TASK GOAL = Reproduce the records below in full and exactly, without their images.

EXTRACTED MATERIAL =
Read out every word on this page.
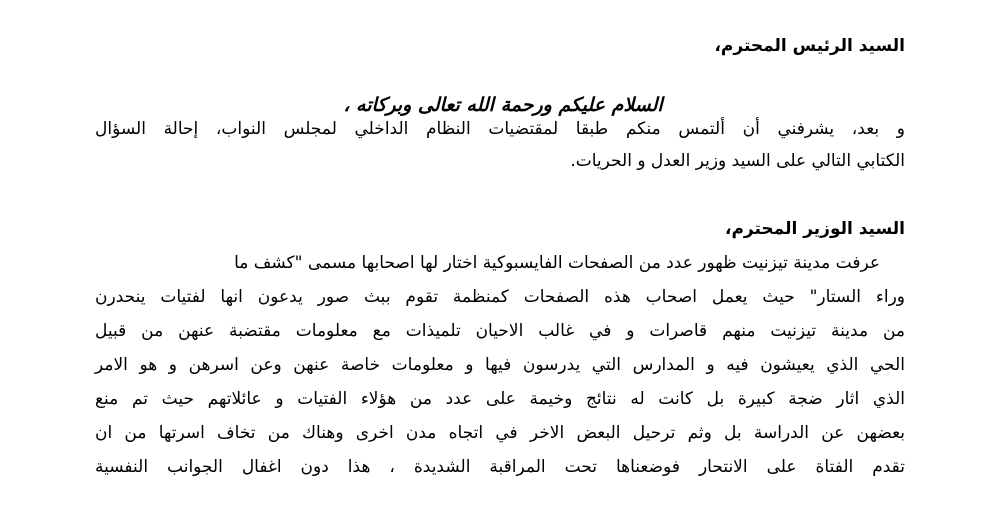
السيد الرئيس المحترم،

السلام عليكم ورحمة الله تعالى وبركاته ،

و بعد، يشرفني أن ألتمس منكم طبقا لمقتضيات النظام الداخلي لمجلس النواب، إحالة السؤال

الكتابي التالي على السيد وزير العدل و الحريات.

السيد الوزير المحترم،

عرفت مدينة تيزنيت ظهور عدد من الصفحات الفايسبوكية اختار لها اصحابها مسمى "كشف ما

وراء الستار" حيث يعمل اصحاب هذه الصفحات كمنظمة تقوم ببث صور يدعون انها لفتيات ينحدرن

من مدينة تيزنيت منهم قاصرات و في غالب الاحيان تلميذات مع معلومات مقتضبة عنهن من قبيل

الحي الذي يعيشون فيه و المدارس التي يدرسون فيها و معلومات خاصة عنهن وعن اسرهن و هو الامر

الذي اثار ضجة كبيرة بل كانت له نتائج وخيمة على عدد من هؤلاء الفتيات و عائلاتهم حيث تم منع

بعضهن عن الدراسة بل وثم ترحيل البعض الاخر في اتجاه مدن اخرى وهناك من تخاف اسرتها من ان

تقدم الفتاة على الانتحار فوضعناها تحت المراقبة الشديدة ، هذا دون اغفال الجوانب النفسية
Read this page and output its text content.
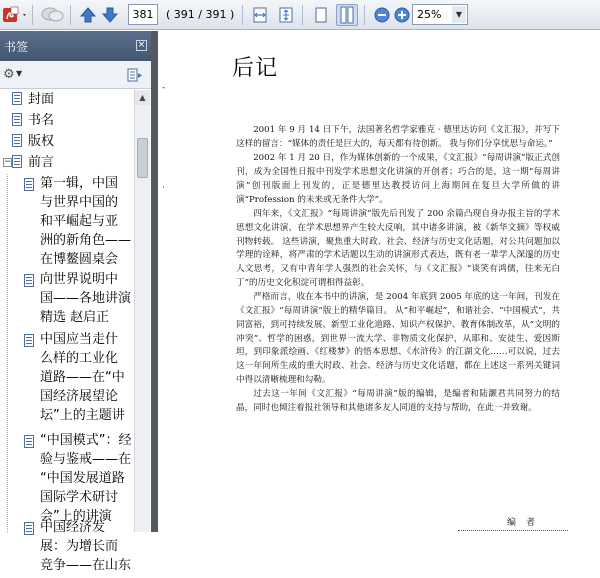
381	( 391 / 391 )	25%	▼
书签	×
⚙ ▼
封面
书名
版权
− 前言
第一辑，中国
与世界中国的
和平崛起与亚
洲的新角色——
在博鳌圆桌会
向世界说明中
国——各地讲演
精选 赵启正
中国应当走什
么样的工业化
道路——在“中
国经济展望论
坛”上的主题讲
“中国模式”：经
验与鉴戒——在
“中国发展道路
国际学术研讨
会”上的讲演
中国经济发
展：为增长而
竞争——在山东
▲
-
·
后记

2001 年 9 月 14 日下午，法国著名哲学家雅克 · 德里达访问《文汇报》，并写下这样的留言：“媒体的责任是巨大的，每天都有待创新。 我与你们分享忧思与命运。”

2002 年 1 月 20 日，作为媒体创新的一个成果，《文汇报》“每周讲演”版正式创刊，成为全国性日报中刊发学术思想文化讲演的开创者；巧合的是，这一期“每周讲演”创刊版面上刊发的，正是德里达教授访问上海期间在复旦大学所做的讲演“Profession 的未来或无条件大学”。

四年来，《文汇报》“每周讲演”版先后刊发了 200 余篇凸现自身办报主旨的学术思想文化讲演，在学术思想界产生较大反响，其中诸多讲演，被《新华文摘》等权威刊物转载。 这些讲演，聚焦重大时政、社会、经济与历史文化话题，对公共问题加以学理的诠释，将严肃的学术话题以生动的讲演形式表达，既有老一辈学人深邃的历史人文思考，又有中青年学人强烈的社会关怀，与《文汇报》“谈笑有鸿儒，往来无白丁”的历史文化积淀可谓相得益彰。

严格而言，收在本书中的讲演，是 2004 年底到 2005 年底的这一年间，刊发在《文汇报》“每周讲演”版上的精华篇目。 从“和平崛起”，和谐社会、“中国模式”，共同富裕，到可持续发展、新型工业化道路、知识产权保护、教育体制改革，从“文明的冲突”、哲学的困惑，到世界一流大学、非物质文化保护，从耶和、安徒生、爱因斯坦，到印象派绘画、《红楼梦》的悟本思想、《水浒传》的江湖文化……可以说，过去这一年间所生成的重大时政、社会、经济与历史文化话题，都在上述这一系列关键词中得以清晰梳理和勾勒。

过去这一年间《文汇报》“每周讲演”版的编辑，是编者和陆灏君共同努力的结晶，同时也倾注着报社领导和其他诸多友人同道的支持与帮助，在此一并致谢。

编者
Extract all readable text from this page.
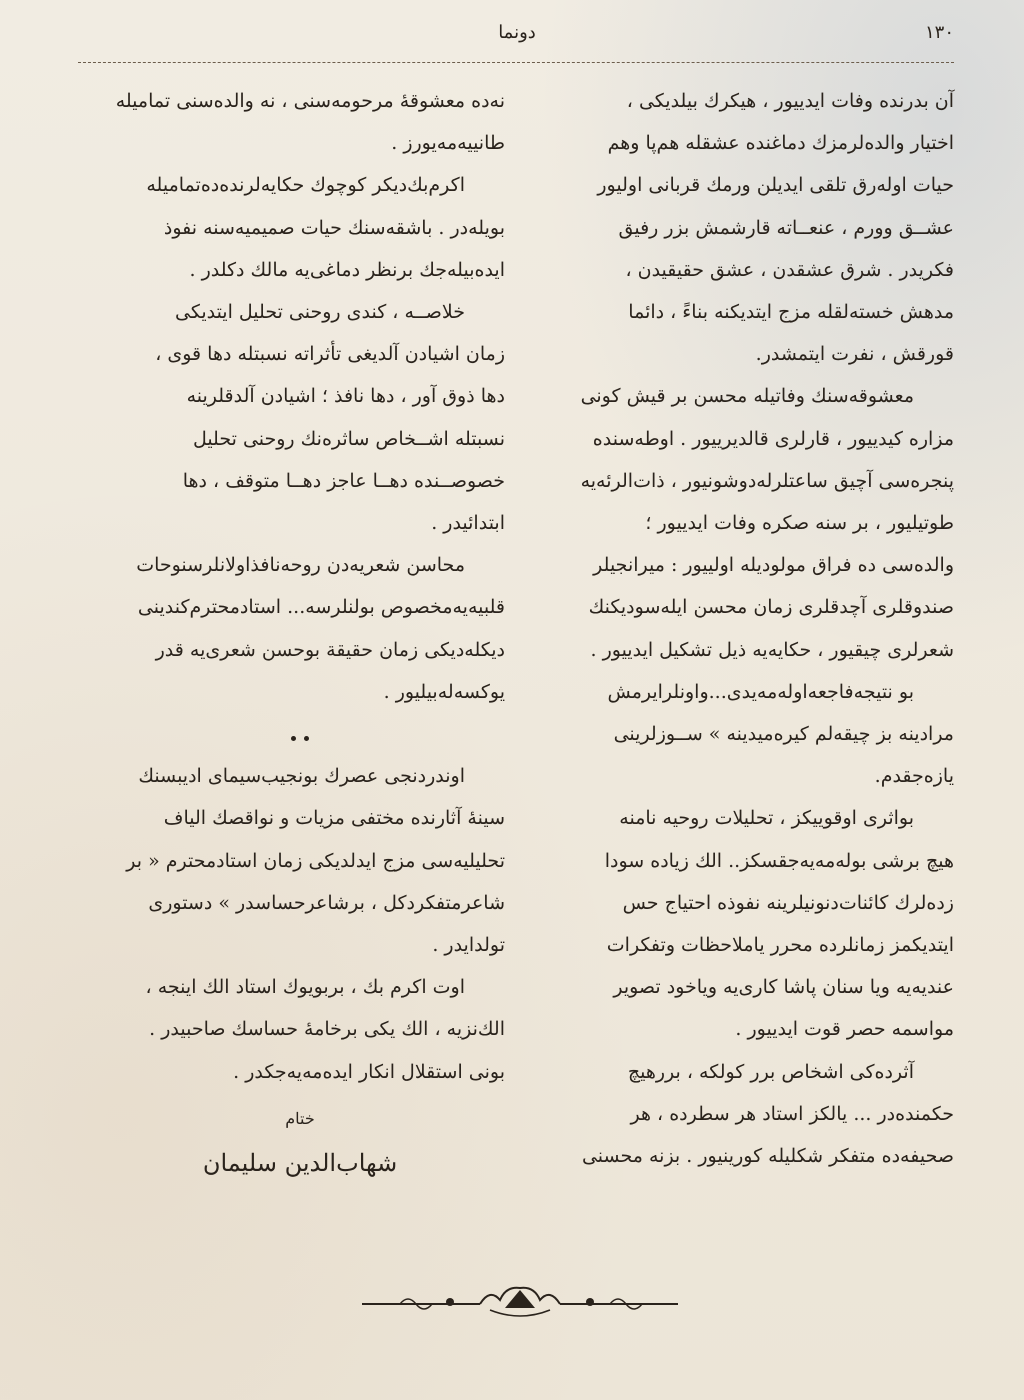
١٣٠
دونما

آن بدرنده وفات ایدییور ، هیکرك بیلدیکی ،

اختیار والده‌لرمزك دماغنده عشقله هم‌پا وهم

حیات اوله‌رق تلقی ایدیلن ورمك قربانی اولیور

عشــق وورم ، عنعــاته قارشمش بزر رفیق

فکریدر . شرق عشقدن ، عشق حقیقیدن ،

مدهش خسته‌لقله مزج ایتدیکنه بناءً ، دائما

قورقش ، نفرت ایتمشدر.

معشوقه‌سنك وفاتیله محسن بر قیش کونی

مزاره کیدییور ، قارلری قالدیرییور . اوطه‌سنده

پنجره‌سی آچیق ساعتلرله‌دوشونیور ، ذات‌الرئه‌یه

طوتیلیور ، بر سنه صکره وفات ایدییور ؛

والده‌سی ده فراق مولودیله اولییور : میرانجیلر

صندوقلری آچدقلری زمان محسن ایله‌سودیکنك

شعرلری چیقیور ، حکایه‌یه ذیل تشکیل ایدییور .

بو نتیجه‌فاجعه‌اوله‌مه‌یدی...واونلرایرمش

مرادینه بز چیقه‌لم کیره‌میدینه » ســوزلرینی

یازه‌جقدم.

بواثری اوقوییکز ، تحلیلات روحیه نامنه

هیچ برشی بوله‌مه‌یه‌جقسکز.. الك زیاده سودا

زده‌لرك کائنات‌دنونیلرینه نفوذه احتیاج حس

ایتدیکمز زمانلرده محرر یاملاحظات وتفکرات

عندیه‌یه ویا سنان پاشا کاری‌یه ویاخود تصویر

مواسمه حصر قوت ایدییور .

آثرده‌کی اشخاص برر کولکه ، بررهیچ

حکمنده‌در ... یالکز استاد هر سطرده ، هر

صحیفه‌ده متفکر شکلیله کورینیور . بزنه محسنی

نه‌ده معشوقهٔ مرحومه‌سنی ، نه والده‌سنی تمامیله

طانییه‌مه‌یورز .

اکرم‌بك‌دیکر کوچوك حکایه‌لرنده‌ده‌تمامیله

بویله‌در . باشقه‌سنك حیات صمیمیه‌سنه نفوذ

ایده‌بیله‌جك برنظر دماغی‌یه مالك دکلدر .

خلاصــه ، کندی روحنی تحلیل ایتدیکی

زمان اشیادن آلدیغی تأثراته نسبتله دها قوی ،

دها ذوق آور ، دها نافذ ؛ اشیادن آلدقلرینه

نسبتله اشــخاص ساثره‌نك روحنی تحلیل

خصوصــنده دهــا عاجز دهــا متوقف ، دها

ابتدائیدر .

محاسن شعریه‌دن روحه‌نافذاولانلرسنوحات

قلبیه‌یه‌مخصوص بولنلرسه... استادمحترم‌کندینی

دیکله‌دیکی زمان حقیقة بوحسن شعری‌یه قدر

یوکسه‌له‌بیلیور .

اوندردنجی عصرك بونجیب‌سیمای ادیبسنك

سینهٔ آثارنده مختفی مزیات و نواقصك الیاف

تحلیلیه‌سی مزج ایدلدیکی زمان استادمحترم « بر

شاعرمتفکردکل ، برشاعرحساسدر » دستوری

تولدایدر .

اوت اکرم بك ، بربویوك استاد الك اینجه ،

الك‌نزیه ، الك یکی برخامهٔ حساسك صاحبیدر .

بونی استقلال انکار ایده‌مه‌یه‌جکدر .

ختام
شهاب‌الدین سلیمان
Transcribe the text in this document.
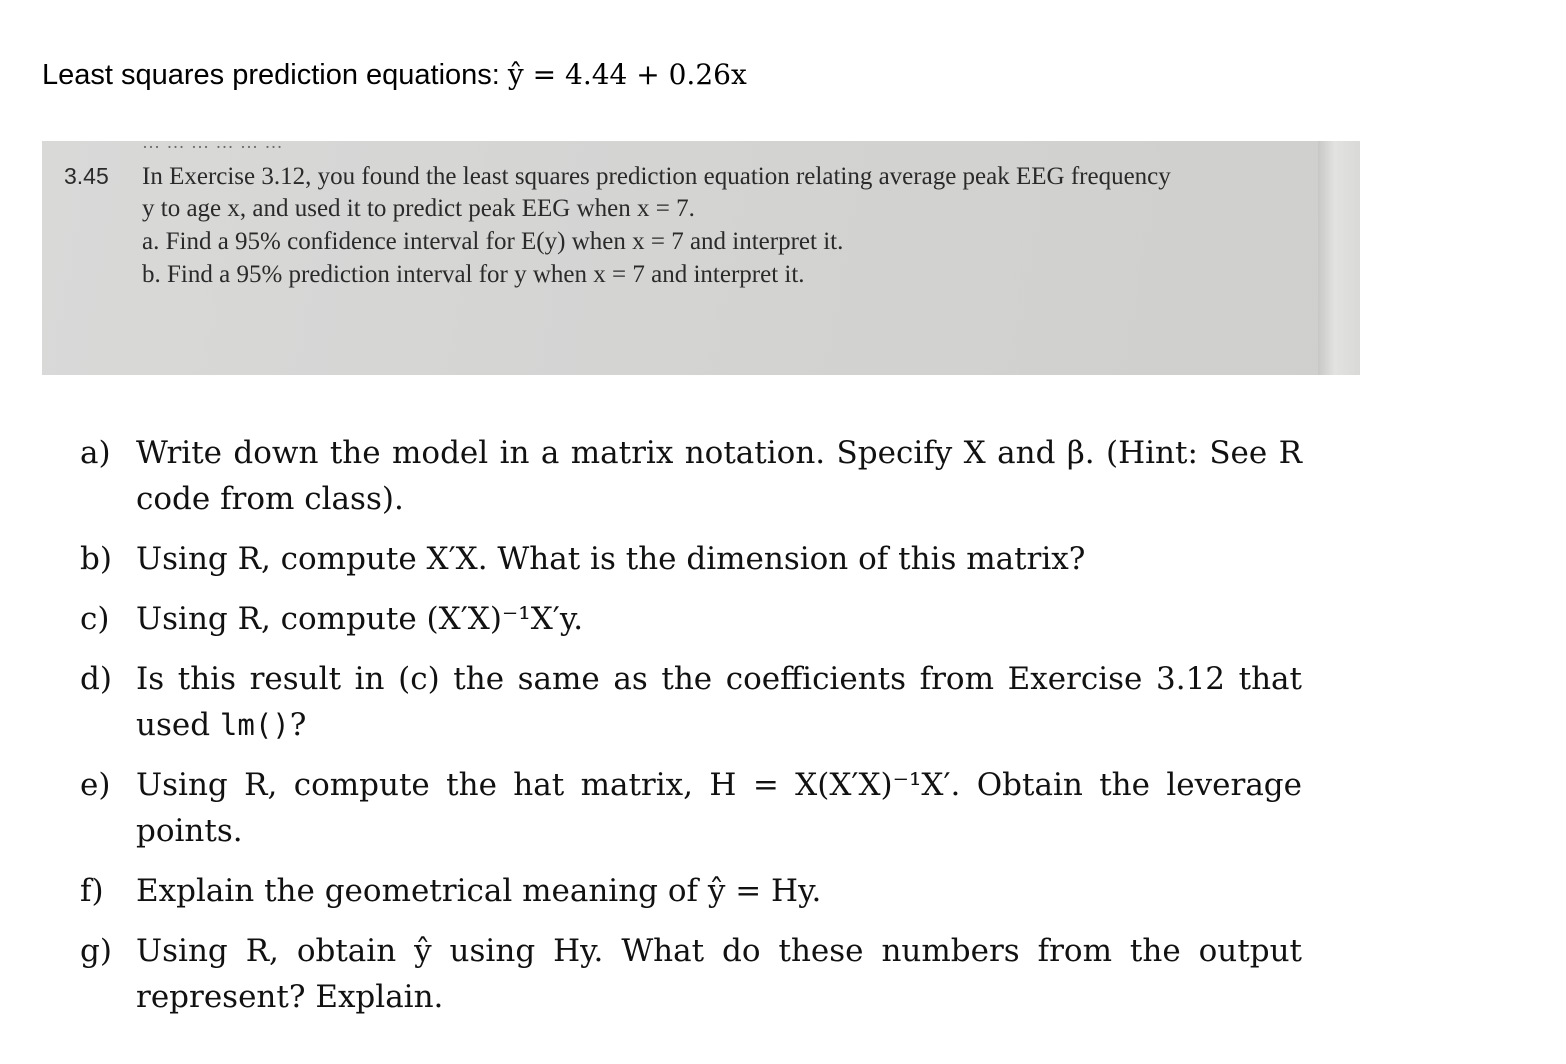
Least squares prediction equations: ŷ = 4.44 + 0.26x
… … … … … …
3.45 In Exercise 3.12, you found the least squares prediction equation relating average peak EEG frequency
y to age x, and used it to predict peak EEG when x = 7.
a. Find a 95% confidence interval for E(y) when x = 7 and interpret it.
b. Find a 95% prediction interval for y when x = 7 and interpret it.
a) Write down the model in a matrix notation. Specify X and β. (Hint: See R code from class).
b) Using R, compute X′X. What is the dimension of this matrix?
c) Using R, compute (X′X)⁻¹X′y.
d) Is this result in (c) the same as the coefficients from Exercise 3.12 that used lm()?
e) Using R, compute the hat matrix, H = X(X′X)⁻¹X′. Obtain the leverage points.
f) Explain the geometrical meaning of ŷ = Hy.
g) Using R, obtain ŷ using Hy. What do these numbers from the output represent? Explain.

REPLY TO THE EXERCISE =
Read out every word on this page.
السيد الرئيس المحترم،

السلام عليكم ورحمة الله تعالى وبركاته ،

و بعد، يشرفني أن ألتمس منكم طبقا لمقتضيات النظام الداخلي لمجلس النواب، إحالة السؤال

الكتابي التالي على السيد وزير العدل و الحريات.

السيد الوزير المحترم،

عرفت مدينة تيزنيت ظهور عدد من الصفحات الفايسبوكية اختار لها اصحابها مسمى "كشف ما

وراء الستار" حيث يعمل اصحاب هذه الصفحات كمنظمة تقوم ببث صور يدعون انها لفتيات ينحدرن

من مدينة تيزنيت منهم قاصرات و في غالب الاحيان تلميذات مع معلومات مقتضبة عنهن من قبيل

الحي الذي يعيشون فيه و المدارس التي يدرسون فيها و معلومات خاصة عنهن وعن اسرهن و هو الامر

الذي اثار ضجة كبيرة بل كانت له نتائج وخيمة على عدد من هؤلاء الفتيات و عائلاتهم حيث تم منع

بعضهن عن الدراسة بل وثم ترحيل البعض الاخر في اتجاه مدن اخرى وهناك من تخاف اسرتها من ان

تقدم الفتاة على الانتحار فوضعناها تحت المراقبة الشديدة ، هذا دون اغفال الجوانب النفسية
Read this page and output its text content.
381	( 391 / 391 )	25%	▼
书签	×
⚙ ▼
封面
书名
版权
− 前言
第一辑，中国
与世界中国的
和平崛起与亚
洲的新角色——
在博鳌圆桌会
向世界说明中
国——各地讲演
精选 赵启正
中国应当走什
么样的工业化
道路——在“中
国经济展望论
坛”上的主题讲
“中国模式”：经
验与鉴戒——在
“中国发展道路
国际学术研讨
会”上的讲演
中国经济发
展：为增长而
竞争——在山东
▲
-
·
后记

2001 年 9 月 14 日下午，法国著名哲学家雅克 · 德里达访问《文汇报》，并写下这样的留言：“媒体的责任是巨大的，每天都有待创新。 我与你们分享忧思与命运。”

2002 年 1 月 20 日，作为媒体创新的一个成果，《文汇报》“每周讲演”版正式创刊，成为全国性日报中刊发学术思想文化讲演的开创者；巧合的是，这一期“每周讲演”创刊版面上刊发的，正是德里达教授访问上海期间在复旦大学所做的讲演“Profession 的未来或无条件大学”。

四年来，《文汇报》“每周讲演”版先后刊发了 200 余篇凸现自身办报主旨的学术思想文化讲演，在学术思想界产生较大反响，其中诸多讲演，被《新华文摘》等权威刊物转载。 这些讲演，聚焦重大时政、社会、经济与历史文化话题，对公共问题加以学理的诠释，将严肃的学术话题以生动的讲演形式表达，既有老一辈学人深邃的历史人文思考，又有中青年学人强烈的社会关怀，与《文汇报》“谈笑有鸿儒，往来无白丁”的历史文化积淀可谓相得益彰。

严格而言，收在本书中的讲演，是 2004 年底到 2005 年底的这一年间，刊发在《文汇报》“每周讲演”版上的精华篇目。 从“和平崛起”，和谐社会、“中国模式”，共同富裕，到可持续发展、新型工业化道路、知识产权保护、教育体制改革，从“文明的冲突”、哲学的困惑，到世界一流大学、非物质文化保护，从耶和、安徒生、爱因斯坦，到印象派绘画、《红楼梦》的悟本思想、《水浒传》的江湖文化……可以说，过去这一年间所生成的重大时政、社会、经济与历史文化话题，都在上述这一系列关键词中得以清晰梳理和勾勒。

过去这一年间《文汇报》“每周讲演”版的编辑，是编者和陆灏君共同努力的结晶，同时也倾注着报社领导和其他诸多友人同道的支持与帮助，在此一并致谢。

编者
Extract all readable text from this page.
١٣٠
دونما

آن بدرنده وفات ایدییور ، هیکرك بیلدیکی ،

اختیار والده‌لرمزك دماغنده عشقله هم‌پا وهم

حیات اوله‌رق تلقی ایدیلن ورمك قربانی اولیور

عشــق وورم ، عنعــاته قارشمش بزر رفیق

فکریدر . شرق عشقدن ، عشق حقیقیدن ،

مدهش خسته‌لقله مزج ایتدیکنه بناءً ، دائما

قورقش ، نفرت ایتمشدر.

معشوقه‌سنك وفاتیله محسن بر قیش کونی

مزاره کیدییور ، قارلری قالدیرییور . اوطه‌سنده

پنجره‌سی آچیق ساعتلرله‌دوشونیور ، ذات‌الرئه‌یه

طوتیلیور ، بر سنه صکره وفات ایدییور ؛

والده‌سی ده فراق مولودیله اولییور : میرانجیلر

صندوقلری آچدقلری زمان محسن ایله‌سودیکنك

شعرلری چیقیور ، حکایه‌یه ذیل تشکیل ایدییور .

بو نتیجه‌فاجعه‌اوله‌مه‌یدی...واونلرایرمش

مرادینه بز چیقه‌لم کیره‌میدینه » ســوزلرینی

یازه‌جقدم.

بواثری اوقوییکز ، تحلیلات روحیه نامنه

هیچ برشی بوله‌مه‌یه‌جقسکز.. الك زیاده سودا

زده‌لرك کائنات‌دنونیلرینه نفوذه احتیاج حس

ایتدیکمز زمانلرده محرر یاملاحظات وتفکرات

عندیه‌یه ویا سنان پاشا کاری‌یه ویاخود تصویر

مواسمه حصر قوت ایدییور .

آثرده‌کی اشخاص برر کولکه ، بررهیچ

حکمنده‌در ... یالکز استاد هر سطرده ، هر

صحیفه‌ده متفکر شکلیله کورینیور . بزنه محسنی

نه‌ده معشوقهٔ مرحومه‌سنی ، نه والده‌سنی تمامیله

طانییه‌مه‌یورز .

اکرم‌بك‌دیکر کوچوك حکایه‌لرنده‌ده‌تمامیله

بویله‌در . باشقه‌سنك حیات صمیمیه‌سنه نفوذ

ایده‌بیله‌جك برنظر دماغی‌یه مالك دکلدر .

خلاصــه ، کندی روحنی تحلیل ایتدیکی

زمان اشیادن آلدیغی تأثراته نسبتله دها قوی ،

دها ذوق آور ، دها نافذ ؛ اشیادن آلدقلرینه

نسبتله اشــخاص ساثره‌نك روحنی تحلیل

خصوصــنده دهــا عاجز دهــا متوقف ، دها

ابتدائیدر .

محاسن شعریه‌دن روحه‌نافذاولانلرسنوحات

قلبیه‌یه‌مخصوص بولنلرسه... استادمحترم‌کندینی

دیکله‌دیکی زمان حقیقة بوحسن شعری‌یه قدر

یوکسه‌له‌بیلیور .

اوندردنجی عصرك بونجیب‌سیمای ادیبسنك

سینهٔ آثارنده مختفی مزیات و نواقصك الیاف

تحلیلیه‌سی مزج ایدلدیکی زمان استادمحترم « بر

شاعرمتفکردکل ، برشاعرحساسدر » دستوری

تولدایدر .

اوت اکرم بك ، بربویوك استاد الك اینجه ،

الك‌نزیه ، الك یکی برخامهٔ حساسك صاحبیدر .

بونی استقلال انکار ایده‌مه‌یه‌جکدر .

ختام
شهاب‌الدین سلیمان
Transcribe the text in this document.
Least squares prediction equations: ŷ = 4.44 + 0.26x
… … … … … …
3.45 In Exercise 3.12, you found the least squares prediction equation relating average peak EEG frequency
y to age x, and used it to predict peak EEG when x = 7.
a. Find a 95% confidence interval for E(y) when x = 7 and interpret it.
b. Find a 95% prediction interval for y when x = 7 and interpret it.
a) Write down the model in a matrix notation. Specify X and β. (Hint: See R code from class).
b) Using R, compute X′X. What is the dimension of this matrix?
c) Using R, compute (X′X)⁻¹X′y.
d) Is this result in (c) the same as the coefficients from Exercise 3.12 that used lm()?
e) Using R, compute the hat matrix, H = X(X′X)⁻¹X′. Obtain the leverage points.
f) Explain the geometrical meaning of ŷ = Hy.
g) Using R, obtain ŷ using Hy. What do these numbers from the output represent? Explain.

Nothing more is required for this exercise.